Stored entries:
========
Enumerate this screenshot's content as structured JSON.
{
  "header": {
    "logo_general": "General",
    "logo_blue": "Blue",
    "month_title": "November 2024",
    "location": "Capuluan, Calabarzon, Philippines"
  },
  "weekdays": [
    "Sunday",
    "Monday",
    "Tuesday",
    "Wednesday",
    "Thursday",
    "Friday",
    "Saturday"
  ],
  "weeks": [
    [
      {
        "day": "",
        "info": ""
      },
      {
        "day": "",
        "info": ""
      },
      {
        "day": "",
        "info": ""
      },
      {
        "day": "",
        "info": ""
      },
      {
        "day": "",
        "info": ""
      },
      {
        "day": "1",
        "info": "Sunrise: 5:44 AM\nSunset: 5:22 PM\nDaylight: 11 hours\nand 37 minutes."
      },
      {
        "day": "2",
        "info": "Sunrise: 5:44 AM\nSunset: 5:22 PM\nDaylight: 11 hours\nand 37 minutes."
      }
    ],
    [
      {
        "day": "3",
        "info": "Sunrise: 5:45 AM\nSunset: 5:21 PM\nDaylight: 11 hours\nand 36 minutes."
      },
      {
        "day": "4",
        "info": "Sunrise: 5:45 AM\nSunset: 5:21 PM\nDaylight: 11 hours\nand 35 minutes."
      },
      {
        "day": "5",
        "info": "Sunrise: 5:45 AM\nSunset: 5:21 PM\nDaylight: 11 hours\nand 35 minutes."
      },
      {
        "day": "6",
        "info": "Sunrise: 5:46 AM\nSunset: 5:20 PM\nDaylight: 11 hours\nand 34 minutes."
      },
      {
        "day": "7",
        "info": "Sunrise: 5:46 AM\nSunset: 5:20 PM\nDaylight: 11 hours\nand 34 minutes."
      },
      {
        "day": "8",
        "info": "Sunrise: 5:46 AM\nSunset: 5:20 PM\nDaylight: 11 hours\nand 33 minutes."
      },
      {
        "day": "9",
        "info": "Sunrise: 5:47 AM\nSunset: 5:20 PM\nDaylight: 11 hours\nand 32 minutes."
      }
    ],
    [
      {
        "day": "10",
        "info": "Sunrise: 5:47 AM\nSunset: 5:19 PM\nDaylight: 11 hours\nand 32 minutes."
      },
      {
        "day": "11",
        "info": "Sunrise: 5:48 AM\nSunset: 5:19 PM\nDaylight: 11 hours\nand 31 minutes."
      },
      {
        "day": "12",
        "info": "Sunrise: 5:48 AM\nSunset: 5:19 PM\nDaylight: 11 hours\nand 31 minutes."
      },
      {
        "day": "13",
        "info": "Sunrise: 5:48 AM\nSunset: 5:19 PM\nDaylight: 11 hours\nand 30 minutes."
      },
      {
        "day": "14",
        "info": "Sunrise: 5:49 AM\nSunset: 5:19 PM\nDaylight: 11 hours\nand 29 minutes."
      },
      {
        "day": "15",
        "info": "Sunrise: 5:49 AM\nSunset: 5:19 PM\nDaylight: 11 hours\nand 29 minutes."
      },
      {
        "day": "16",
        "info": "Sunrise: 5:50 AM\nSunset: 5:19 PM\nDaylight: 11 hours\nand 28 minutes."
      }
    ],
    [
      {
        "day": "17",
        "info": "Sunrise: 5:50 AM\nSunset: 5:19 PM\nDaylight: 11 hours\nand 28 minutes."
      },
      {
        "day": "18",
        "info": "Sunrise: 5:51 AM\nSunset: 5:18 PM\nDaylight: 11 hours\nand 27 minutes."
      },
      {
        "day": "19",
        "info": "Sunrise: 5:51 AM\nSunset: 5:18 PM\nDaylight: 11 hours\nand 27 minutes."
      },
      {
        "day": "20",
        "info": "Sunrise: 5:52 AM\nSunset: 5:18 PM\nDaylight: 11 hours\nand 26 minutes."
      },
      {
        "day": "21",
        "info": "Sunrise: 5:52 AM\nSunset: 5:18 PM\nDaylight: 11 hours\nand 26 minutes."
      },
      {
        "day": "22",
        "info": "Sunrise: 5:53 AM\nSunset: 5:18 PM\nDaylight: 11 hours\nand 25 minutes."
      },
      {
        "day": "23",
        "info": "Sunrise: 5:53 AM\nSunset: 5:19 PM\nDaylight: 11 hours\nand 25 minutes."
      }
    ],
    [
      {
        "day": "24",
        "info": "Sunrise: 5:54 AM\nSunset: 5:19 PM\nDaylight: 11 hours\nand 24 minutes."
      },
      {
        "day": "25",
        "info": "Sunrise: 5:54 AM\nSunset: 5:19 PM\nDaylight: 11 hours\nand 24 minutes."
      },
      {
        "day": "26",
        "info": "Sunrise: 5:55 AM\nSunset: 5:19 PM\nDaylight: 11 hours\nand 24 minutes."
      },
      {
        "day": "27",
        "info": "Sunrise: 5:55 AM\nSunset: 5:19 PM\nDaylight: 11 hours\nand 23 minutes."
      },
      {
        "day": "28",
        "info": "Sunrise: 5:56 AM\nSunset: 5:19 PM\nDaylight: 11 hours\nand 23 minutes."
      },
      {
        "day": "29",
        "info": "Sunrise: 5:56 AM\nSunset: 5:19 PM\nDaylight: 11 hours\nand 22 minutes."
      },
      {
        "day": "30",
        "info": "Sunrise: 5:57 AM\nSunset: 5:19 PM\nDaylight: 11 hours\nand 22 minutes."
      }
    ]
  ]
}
========
- Written instruction:
From the records above, extract everything verbatim.

- Final result:
Enumerate this screenshot's content as structured JSON.
{
  "header": {
    "logo_general": "General",
    "logo_blue": "Blue",
    "month_title": "November 2024",
    "location": "Capuluan, Calabarzon, Philippines"
  },
  "weekdays": [
    "Sunday",
    "Monday",
    "Tuesday",
    "Wednesday",
    "Thursday",
    "Friday",
    "Saturday"
  ],
  "weeks": [
    [
      {
        "day": "",
        "info": ""
      },
      {
        "day": "",
        "info": ""
      },
      {
        "day": "",
        "info": ""
      },
      {
        "day": "",
        "info": ""
      },
      {
        "day": "",
        "info": ""
      },
      {
        "day": "1",
        "info": "Sunrise: 5:44 AM\nSunset: 5:22 PM\nDaylight: 11 hours\nand 37 minutes."
      },
      {
        "day": "2",
        "info": "Sunrise: 5:44 AM\nSunset: 5:22 PM\nDaylight: 11 hours\nand 37 minutes."
      }
    ],
    [
      {
        "day": "3",
        "info": "Sunrise: 5:45 AM\nSunset: 5:21 PM\nDaylight: 11 hours\nand 36 minutes."
      },
      {
        "day": "4",
        "info": "Sunrise: 5:45 AM\nSunset: 5:21 PM\nDaylight: 11 hours\nand 35 minutes."
      },
      {
        "day": "5",
        "info": "Sunrise: 5:45 AM\nSunset: 5:21 PM\nDaylight: 11 hours\nand 35 minutes."
      },
      {
        "day": "6",
        "info": "Sunrise: 5:46 AM\nSunset: 5:20 PM\nDaylight: 11 hours\nand 34 minutes."
      },
      {
        "day": "7",
        "info": "Sunrise: 5:46 AM\nSunset: 5:20 PM\nDaylight: 11 hours\nand 34 minutes."
      },
      {
        "day": "8",
        "info": "Sunrise: 5:46 AM\nSunset: 5:20 PM\nDaylight: 11 hours\nand 33 minutes."
      },
      {
        "day": "9",
        "info": "Sunrise: 5:47 AM\nSunset: 5:20 PM\nDaylight: 11 hours\nand 32 minutes."
      }
    ],
    [
      {
        "day": "10",
        "info": "Sunrise: 5:47 AM\nSunset: 5:19 PM\nDaylight: 11 hours\nand 32 minutes."
      },
      {
        "day": "11",
        "info": "Sunrise: 5:48 AM\nSunset: 5:19 PM\nDaylight: 11 hours\nand 31 minutes."
      },
      {
        "day": "12",
        "info": "Sunrise: 5:48 AM\nSunset: 5:19 PM\nDaylight: 11 hours\nand 31 minutes."
      },
      {
        "day": "13",
        "info": "Sunrise: 5:48 AM\nSunset: 5:19 PM\nDaylight: 11 hours\nand 30 minutes."
      },
      {
        "day": "14",
        "info": "Sunrise: 5:49 AM\nSunset: 5:19 PM\nDaylight: 11 hours\nand 29 minutes."
      },
      {
        "day": "15",
        "info": "Sunrise: 5:49 AM\nSunset: 5:19 PM\nDaylight: 11 hours\nand 29 minutes."
      },
      {
        "day": "16",
        "info": "Sunrise: 5:50 AM\nSunset: 5:19 PM\nDaylight: 11 hours\nand 28 minutes."
      }
    ],
    [
      {
        "day": "17",
        "info": "Sunrise: 5:50 AM\nSunset: 5:19 PM\nDaylight: 11 hours\nand 28 minutes."
      },
      {
        "day": "18",
        "info": "Sunrise: 5:51 AM\nSunset: 5:18 PM\nDaylight: 11 hours\nand 27 minutes."
      },
      {
        "day": "19",
        "info": "Sunrise: 5:51 AM\nSunset: 5:18 PM\nDaylight: 11 hours\nand 27 minutes."
      },
      {
        "day": "20",
        "info": "Sunrise: 5:52 AM\nSunset: 5:18 PM\nDaylight: 11 hours\nand 26 minutes."
      },
      {
        "day": "21",
        "info": "Sunrise: 5:52 AM\nSunset: 5:18 PM\nDaylight: 11 hours\nand 26 minutes."
      },
      {
        "day": "22",
        "info": "Sunrise: 5:53 AM\nSunset: 5:18 PM\nDaylight: 11 hours\nand 25 minutes."
      },
      {
        "day": "23",
        "info": "Sunrise: 5:53 AM\nSunset: 5:19 PM\nDaylight: 11 hours\nand 25 minutes."
      }
    ],
    [
      {
        "day": "24",
        "info": "Sunrise: 5:54 AM\nSunset: 5:19 PM\nDaylight: 11 hours\nand 24 minutes."
      },
      {
        "day": "25",
        "info": "Sunrise: 5:54 AM\nSunset: 5:19 PM\nDaylight: 11 hours\nand 24 minutes."
      },
      {
        "day": "26",
        "info": "Sunrise: 5:55 AM\nSunset: 5:19 PM\nDaylight: 11 hours\nand 24 minutes."
      },
      {
        "day": "27",
        "info": "Sunrise: 5:55 AM\nSunset: 5:19 PM\nDaylight: 11 hours\nand 23 minutes."
      },
      {
        "day": "28",
        "info": "Sunrise: 5:56 AM\nSunset: 5:19 PM\nDaylight: 11 hours\nand 23 minutes."
      },
      {
        "day": "29",
        "info": "Sunrise: 5:56 AM\nSunset: 5:19 PM\nDaylight: 11 hours\nand 22 minutes."
      },
      {
        "day": "30",
        "info": "Sunrise: 5:57 AM\nSunset: 5:19 PM\nDaylight: 11 hours\nand 22 minutes."
      }
    ]
  ]
}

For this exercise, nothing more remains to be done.